## PROBLEM TO WORK ON
Return the full listing exactly as it is written.

----------------

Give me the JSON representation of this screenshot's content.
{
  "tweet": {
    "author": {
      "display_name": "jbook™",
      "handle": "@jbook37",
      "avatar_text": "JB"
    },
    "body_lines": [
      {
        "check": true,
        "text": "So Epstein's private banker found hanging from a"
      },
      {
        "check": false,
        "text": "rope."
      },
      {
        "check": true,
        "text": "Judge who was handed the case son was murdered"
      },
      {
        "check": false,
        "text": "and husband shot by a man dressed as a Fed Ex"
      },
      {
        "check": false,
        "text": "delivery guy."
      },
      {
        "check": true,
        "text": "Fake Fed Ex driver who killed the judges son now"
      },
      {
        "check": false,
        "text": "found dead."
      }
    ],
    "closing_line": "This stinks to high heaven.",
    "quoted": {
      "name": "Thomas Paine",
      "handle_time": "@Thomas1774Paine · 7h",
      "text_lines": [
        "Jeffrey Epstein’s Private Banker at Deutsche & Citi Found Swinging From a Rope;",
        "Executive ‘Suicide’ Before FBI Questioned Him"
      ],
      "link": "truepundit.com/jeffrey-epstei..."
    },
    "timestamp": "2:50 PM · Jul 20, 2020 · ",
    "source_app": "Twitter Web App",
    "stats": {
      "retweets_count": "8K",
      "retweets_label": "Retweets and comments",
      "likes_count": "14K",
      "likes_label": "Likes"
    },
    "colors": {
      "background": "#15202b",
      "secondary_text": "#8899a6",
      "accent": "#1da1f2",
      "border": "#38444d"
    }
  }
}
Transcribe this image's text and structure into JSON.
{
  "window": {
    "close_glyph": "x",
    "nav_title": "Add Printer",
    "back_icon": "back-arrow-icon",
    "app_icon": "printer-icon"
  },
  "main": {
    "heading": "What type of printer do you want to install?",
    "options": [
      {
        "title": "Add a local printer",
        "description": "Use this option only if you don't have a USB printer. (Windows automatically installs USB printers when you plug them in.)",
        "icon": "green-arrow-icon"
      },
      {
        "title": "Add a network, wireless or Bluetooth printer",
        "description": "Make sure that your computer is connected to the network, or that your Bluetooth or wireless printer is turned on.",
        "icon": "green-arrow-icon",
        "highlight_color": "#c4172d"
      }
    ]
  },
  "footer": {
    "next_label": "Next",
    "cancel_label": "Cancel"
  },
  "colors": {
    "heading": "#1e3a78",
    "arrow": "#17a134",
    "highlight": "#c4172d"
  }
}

----------------

## RESULT OF THE TASK
Give me the JSON representation of this screenshot's content.
{
  "tweet": {
    "author": {
      "display_name": "jbook™",
      "handle": "@jbook37",
      "avatar_text": "JB"
    },
    "body_lines": [
      {
        "check": true,
        "text": "So Epstein's private banker found hanging from a"
      },
      {
        "check": false,
        "text": "rope."
      },
      {
        "check": true,
        "text": "Judge who was handed the case son was murdered"
      },
      {
        "check": false,
        "text": "and husband shot by a man dressed as a Fed Ex"
      },
      {
        "check": false,
        "text": "delivery guy."
      },
      {
        "check": true,
        "text": "Fake Fed Ex driver who killed the judges son now"
      },
      {
        "check": false,
        "text": "found dead."
      }
    ],
    "closing_line": "This stinks to high heaven.",
    "quoted": {
      "name": "Thomas Paine",
      "handle_time": "@Thomas1774Paine · 7h",
      "text_lines": [
        "Jeffrey Epstein’s Private Banker at Deutsche & Citi Found Swinging From a Rope;",
        "Executive ‘Suicide’ Before FBI Questioned Him"
      ],
      "link": "truepundit.com/jeffrey-epstei..."
    },
    "timestamp": "2:50 PM · Jul 20, 2020 · ",
    "source_app": "Twitter Web App",
    "stats": {
      "retweets_count": "8K",
      "retweets_label": "Retweets and comments",
      "likes_count": "14K",
      "likes_label": "Likes"
    },
    "colors": {
      "background": "#15202b",
      "secondary_text": "#8899a6",
      "accent": "#1da1f2",
      "border": "#38444d"
    }
  }
}
Transcribe this image's text and structure into JSON.
{
  "window": {
    "close_glyph": "x",
    "nav_title": "Add Printer",
    "back_icon": "back-arrow-icon",
    "app_icon": "printer-icon"
  },
  "main": {
    "heading": "What type of printer do you want to install?",
    "options": [
      {
        "title": "Add a local printer",
        "description": "Use this option only if you don't have a USB printer. (Windows automatically installs USB printers when you plug them in.)",
        "icon": "green-arrow-icon"
      },
      {
        "title": "Add a network, wireless or Bluetooth printer",
        "description": "Make sure that your computer is connected to the network, or that your Bluetooth or wireless printer is turned on.",
        "icon": "green-arrow-icon",
        "highlight_color": "#c4172d"
      }
    ]
  },
  "footer": {
    "next_label": "Next",
    "cancel_label": "Cancel"
  },
  "colors": {
    "heading": "#1e3a78",
    "arrow": "#17a134",
    "highlight": "#c4172d"
  }
}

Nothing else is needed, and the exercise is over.